§ Task goal:
Every record needs to be repeated exactly; its pictures do not.

§ Data provided:
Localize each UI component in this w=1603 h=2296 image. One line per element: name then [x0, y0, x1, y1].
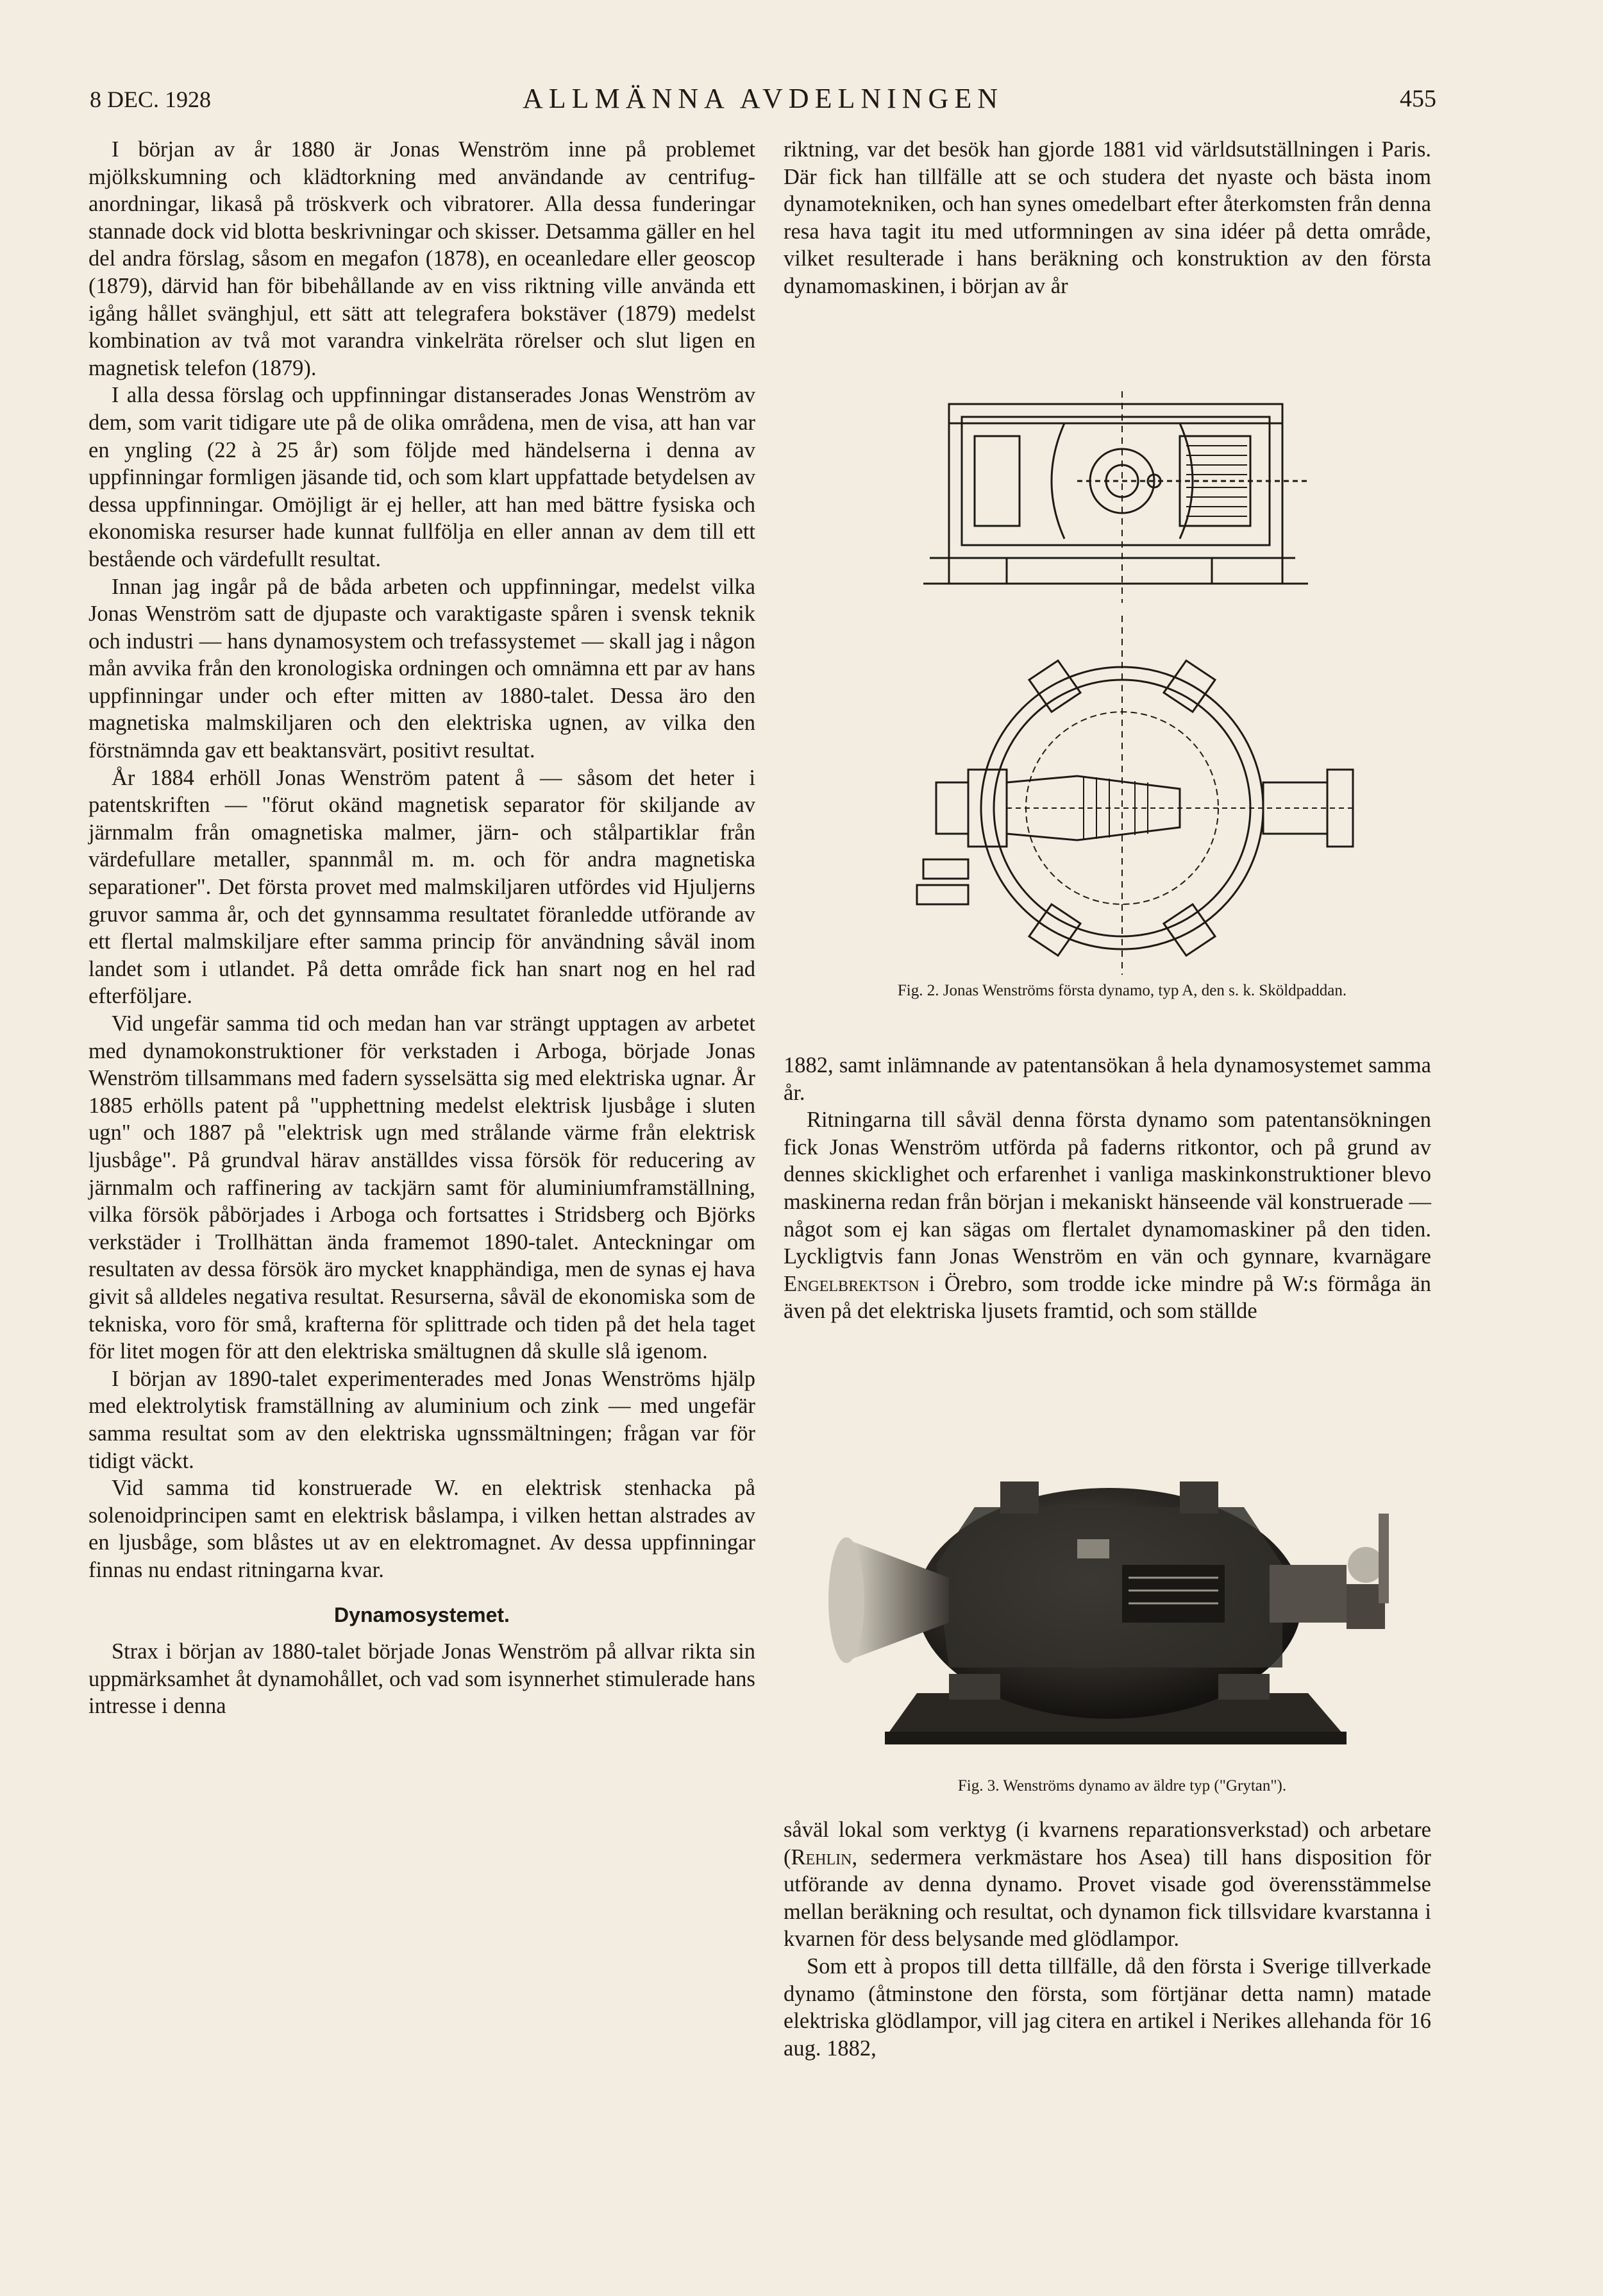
header-title: ALLMÄNNA AVDELNINGEN — [523, 83, 1003, 114]
paragraph: 1882, samt inlämnande av patentansökan å hela dynamosystemet samma år. — [784, 1053, 1431, 1105]
left-column — [88, 136, 755, 1720]
paragraph: I början av år 1880 är Jonas Wenström inne på problemet mjölkskumning och klädtorkning med användande av centrifug-anordningar, likaså på tröskverk och vibratorer. Alla dessa funderingar stannade dock vid blotta beskrivningar och skisser. Detsamma gäller en hel del andra förslag, såsom en megafon (1878), en oceanledare eller geoscop (1879), därvid han för bibehållande av en viss riktning ville använda ett igång hållet svänghjul, ett sätt att telegrafera bokstäver (1879) medelst kombination av två mot varandra vinkelräta rörelser och slut ligen en magnetisk telefon (1879). — [88, 137, 755, 380]
paragraph: Strax i början av 1880-talet började Jonas Wenström på allvar rikta sin uppmärksamhet åt dynamohållet, och vad som isynnerhet stimulerade hans intresse i denna — [88, 1639, 755, 1719]
right-column-top — [784, 136, 1431, 300]
fig2-caption: Fig. 2. Jonas Wenströms första dynamo, typ A, den s. k. Sköldpaddan. — [897, 982, 1347, 999]
section-heading: Dynamosystemet. — [334, 1603, 510, 1627]
paragraph: Ritningarna till såväl denna första dynamo som patentansökningen fick Jonas Wenström utförda på faderns ritkontor, och på grund av dennes skicklighet och erfarenhet i vanliga maskinkonstruktioner blevo maskinerna redan från början i mekaniskt hänseende väl konstruerade — något som ej kan sägas om flertalet dynamomaskiner på den tiden. Lyckligtvis fann Jonas Wenström en vän och gynnare, kvarnägare Engelbrektson i Örebro, som trodde icke mindre på W:s förmåga än även på det elektriska ljusets framtid, och som ställde — [784, 1108, 1432, 1324]
page-header — [90, 82, 1436, 121]
paragraph: Som ett à propos till detta tillfälle, då den första i Sverige tillverkade dynamo (åtminstone den första, som förtjänar detta namn) matade elektriska glödlampor, vill jag citera en artikel i Nerikes allehanda för 16 aug. 1882, — [784, 1954, 1431, 2061]
paragraph: Vid ungefär samma tid och medan han var strängt upptagen av arbetet med dynamokonstruktioner för verkstaden i Arboga, började Jonas Wenström tillsammans med fadern sysselsätta sig med elektriska ugnar. År 1885 erhölls patent på "upphettning medelst elektrisk ljusbåge i sluten ugn" och 1887 på "elektrisk ugn med strålande värme från elektrisk ljusbåge". På grundval härav anställdes vissa försök för reducering av järnmalm och raffinering av tackjärn samt för aluminiumframställning, vilka försök påbörjades i Arboga och fortsattes i Stridsberg och Björks verkstäder i Trollhättan ända framemot 1890-talet. Anteckningar om resultaten av dessa försök äro mycket knapphändiga, men de synas ej hava givit så alldeles negativa resultat. Resurserna, såväl de ekonomiska som de tekniska, voro för små, krafterna för splittrade och tiden på det hela taget för litet mogen för att den elektriska smältugnen då skulle slå igenom. — [88, 1011, 755, 1364]
header-date: 8 DEC. 1928 — [90, 87, 211, 112]
page-number: 455 — [1400, 85, 1436, 112]
fig3-photo — [821, 1437, 1411, 1757]
paragraph: År 1884 erhöll Jonas Wenström patent å — såsom det heter i patentskriften — "förut okänd magnetisk separator för skiljande av järnmalm från omagnetiska malmer, järn- och stålpartiklar från värdefullare metaller, spannmål m. m. och för andra magnetiska separationer". Det första provet med malmskiljaren utfördes vid Hjuljerns gruvor samma år, och det gynnsamma resultatet föranledde utförande av ett flertal malmskiljare efter samma princip för användning såväl inom landet som i utlandet. På detta område fick han snart nog en hel rad efterföljare. — [88, 765, 755, 1009]
paragraph: Vid samma tid konstruerade W. en elektrisk stenhacka på solenoidprincipen samt en elektrisk båslampa, i vilken hettan alstrades av en ljusbåge, som blåstes ut av en elektromagnet. Av dessa uppfinningar finnas nu endast ritningarna kvar. — [88, 1476, 755, 1582]
paragraph: I början av 1890-talet experimenterades med Jonas Wenströms hjälp med elektrolytisk framställning av aluminium och zink — med ungefär samma resultat som av den elektriska ugnssmältningen; frågan var för tidigt väckt. — [88, 1366, 755, 1473]
dynamo-technical-drawing — [911, 385, 1359, 975]
name-engelbrektson: Engelbrektson — [784, 1271, 919, 1296]
name-rehlin: Rehlin — [791, 1844, 852, 1870]
right-column-bottom — [784, 1816, 1431, 2062]
paragraph: riktning, var det besök han gjorde 1881 vid världsutställningen i Paris. Där fick han tillfälle att se och studera det nyaste och bästa inom dynamotekniken, och han synes omedelbart efter återkomsten från denna resa hava tagit itu med utformningen av sina idéer på detta område, vilket resulterade i hans beräkning och konstruktion av den första dynamomaskinen, i början av år — [784, 137, 1431, 298]
paragraph: såväl lokal som verktyg (i kvarnens reparationsverkstad) och arbetare (Rehlin, sedermera verkmästare hos Asea) till hans disposition för utförande av denna dynamo. Provet visade god överensstämmelse mellan beräkning och resultat, och dynamon fick tillsvidare kvarstanna i kvarnen för dess belysande med glödlampor. — [784, 1818, 1431, 1952]
right-column-middle — [784, 1052, 1431, 1325]
dynamo-photograph — [821, 1437, 1411, 1757]
fig3-caption: Fig. 3. Wenströms dynamo av äldre typ ("Grytan"). — [957, 1777, 1287, 1794]
paragraph: Innan jag ingår på de båda arbeten och uppfinningar, medelst vilka Jonas Wenström satt de djupaste och varaktigaste spåren i svensk teknik och industri — hans dynamosystem och trefassystemet — skall jag i någon mån avvika från den kronologiska ordningen och omnämna ett par av hans uppfinningar under och efter mitten av 1880-talet. Dessa äro den magnetiska malmskiljaren och den elektriska ugnen, av vilka den förstnämnda gav ett beaktansvärt, positivt resultat. — [88, 574, 755, 763]
fig2-drawing — [911, 385, 1359, 975]
paragraph: I alla dessa förslag och uppfinningar distanserades Jonas Wenström av dem, som varit tidigare ute på de olika områdena, men de visa, att han var en yngling (22 à 25 år) som följde med händelserna i denna av uppfinningar formligen jäsande tid, och som klart uppfattade betydelsen av dessa uppfinningar. Omöjligt är ej heller, att han med bättre fysiska och ekonomiska resurser hade kunnat fullfölja en eller annan av dem till ett bestående och värdefullt resultat. — [88, 383, 755, 571]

§ Response area:
Localize each UI component in this w=1603 h=2296 image. One line per element: name then [x0, y0, x1, y1].
header-title: ALLMÄNNA AVDELNINGEN — [523, 83, 1003, 114]
paragraph: 1882, samt inlämnande av patentansökan å hela dynamosystemet samma år. — [784, 1053, 1431, 1105]
left-column — [88, 136, 755, 1720]
paragraph: I början av år 1880 är Jonas Wenström inne på problemet mjölkskumning och klädtorkning med användande av centrifug-anordningar, likaså på tröskverk och vibratorer. Alla dessa funderingar stannade dock vid blotta beskrivningar och skisser. Detsamma gäller en hel del andra förslag, såsom en megafon (1878), en oceanledare eller geoscop (1879), därvid han för bibehållande av en viss riktning ville använda ett igång hållet svänghjul, ett sätt att telegrafera bokstäver (1879) medelst kombination av två mot varandra vinkelräta rörelser och slut ligen en magnetisk telefon (1879). — [88, 137, 755, 380]
paragraph: Strax i början av 1880-talet började Jonas Wenström på allvar rikta sin uppmärksamhet åt dynamohållet, och vad som isynnerhet stimulerade hans intresse i denna — [88, 1639, 755, 1719]
right-column-top — [784, 136, 1431, 300]
fig2-caption: Fig. 2. Jonas Wenströms första dynamo, typ A, den s. k. Sköldpaddan. — [897, 982, 1347, 999]
section-heading: Dynamosystemet. — [334, 1603, 510, 1627]
paragraph: Ritningarna till såväl denna första dynamo som patentansökningen fick Jonas Wenström utförda på faderns ritkontor, och på grund av dennes skicklighet och erfarenhet i vanliga maskinkonstruktioner blevo maskinerna redan från början i mekaniskt hänseende väl konstruerade — något som ej kan sägas om flertalet dynamomaskiner på den tiden. Lyckligtvis fann Jonas Wenström en vän och gynnare, kvarnägare Engelbrektson i Örebro, som trodde icke mindre på W:s förmåga än även på det elektriska ljusets framtid, och som ställde — [784, 1108, 1432, 1324]
page-header — [90, 82, 1436, 121]
paragraph: Som ett à propos till detta tillfälle, då den första i Sverige tillverkade dynamo (åtminstone den första, som förtjänar detta namn) matade elektriska glödlampor, vill jag citera en artikel i Nerikes allehanda för 16 aug. 1882, — [784, 1954, 1431, 2061]
paragraph: Vid ungefär samma tid och medan han var strängt upptagen av arbetet med dynamokonstruktioner för verkstaden i Arboga, började Jonas Wenström tillsammans med fadern sysselsätta sig med elektriska ugnar. År 1885 erhölls patent på "upphettning medelst elektrisk ljusbåge i sluten ugn" och 1887 på "elektrisk ugn med strålande värme från elektrisk ljusbåge". På grundval härav anställdes vissa försök för reducering av järnmalm och raffinering av tackjärn samt för aluminiumframställning, vilka försök påbörjades i Arboga och fortsattes i Stridsberg och Björks verkstäder i Trollhättan ända framemot 1890-talet. Anteckningar om resultaten av dessa försök äro mycket knapphändiga, men de synas ej hava givit så alldeles negativa resultat. Resurserna, såväl de ekonomiska som de tekniska, voro för små, krafterna för splittrade och tiden på det hela taget för litet mogen för att den elektriska smältugnen då skulle slå igenom. — [88, 1011, 755, 1364]
header-date: 8 DEC. 1928 — [90, 87, 211, 112]
page-number: 455 — [1400, 85, 1436, 112]
fig3-photo — [821, 1437, 1411, 1757]
paragraph: År 1884 erhöll Jonas Wenström patent å — såsom det heter i patentskriften — "förut okänd magnetisk separator för skiljande av järnmalm från omagnetiska malmer, järn- och stålpartiklar från värdefullare metaller, spannmål m. m. och för andra magnetiska separationer". Det första provet med malmskiljaren utfördes vid Hjuljerns gruvor samma år, och det gynnsamma resultatet föranledde utförande av ett flertal malmskiljare efter samma princip för användning såväl inom landet som i utlandet. På detta område fick han snart nog en hel rad efterföljare. — [88, 765, 755, 1009]
paragraph: Vid samma tid konstruerade W. en elektrisk stenhacka på solenoidprincipen samt en elektrisk båslampa, i vilken hettan alstrades av en ljusbåge, som blåstes ut av en elektromagnet. Av dessa uppfinningar finnas nu endast ritningarna kvar. — [88, 1476, 755, 1582]
paragraph: I början av 1890-talet experimenterades med Jonas Wenströms hjälp med elektrolytisk framställning av aluminium och zink — med ungefär samma resultat som av den elektriska ugnssmältningen; frågan var för tidigt väckt. — [88, 1366, 755, 1473]
dynamo-technical-drawing — [911, 385, 1359, 975]
name-engelbrektson: Engelbrektson — [784, 1271, 919, 1296]
name-rehlin: Rehlin — [791, 1844, 852, 1870]
right-column-bottom — [784, 1816, 1431, 2062]
paragraph: riktning, var det besök han gjorde 1881 vid världsutställningen i Paris. Där fick han tillfälle att se och studera det nyaste och bästa inom dynamotekniken, och han synes omedelbart efter återkomsten från denna resa hava tagit itu med utformningen av sina idéer på detta område, vilket resulterade i hans beräkning och konstruktion av den första dynamomaskinen, i början av år — [784, 137, 1431, 298]
paragraph: såväl lokal som verktyg (i kvarnens reparationsverkstad) och arbetare (Rehlin, sedermera verkmästare hos Asea) till hans disposition för utförande av denna dynamo. Provet visade god överensstämmelse mellan beräkning och resultat, och dynamon fick tillsvidare kvarstanna i kvarnen för dess belysande med glödlampor. — [784, 1818, 1431, 1952]
right-column-middle — [784, 1052, 1431, 1325]
dynamo-photograph — [821, 1437, 1411, 1757]
fig3-caption: Fig. 3. Wenströms dynamo av äldre typ ("Grytan"). — [957, 1777, 1287, 1794]
paragraph: Innan jag ingår på de båda arbeten och uppfinningar, medelst vilka Jonas Wenström satt de djupaste och varaktigaste spåren i svensk teknik och industri — hans dynamosystem och trefassystemet — skall jag i någon mån avvika från den kronologiska ordningen och omnämna ett par av hans uppfinningar under och efter mitten av 1880-talet. Dessa äro den magnetiska malmskiljaren och den elektriska ugnen, av vilka den förstnämnda gav ett beaktansvärt, positivt resultat. — [88, 574, 755, 763]
fig2-drawing — [911, 385, 1359, 975]
paragraph: I alla dessa förslag och uppfinningar distanserades Jonas Wenström av dem, som varit tidigare ute på de olika områdena, men de visa, att han var en yngling (22 à 25 år) som följde med händelserna i denna av uppfinningar formligen jäsande tid, och som klart uppfattade betydelsen av dessa uppfinningar. Omöjligt är ej heller, att han med bättre fysiska och ekonomiska resurser hade kunnat fullfölja en eller annan av dem till ett bestående och värdefullt resultat. — [88, 383, 755, 571]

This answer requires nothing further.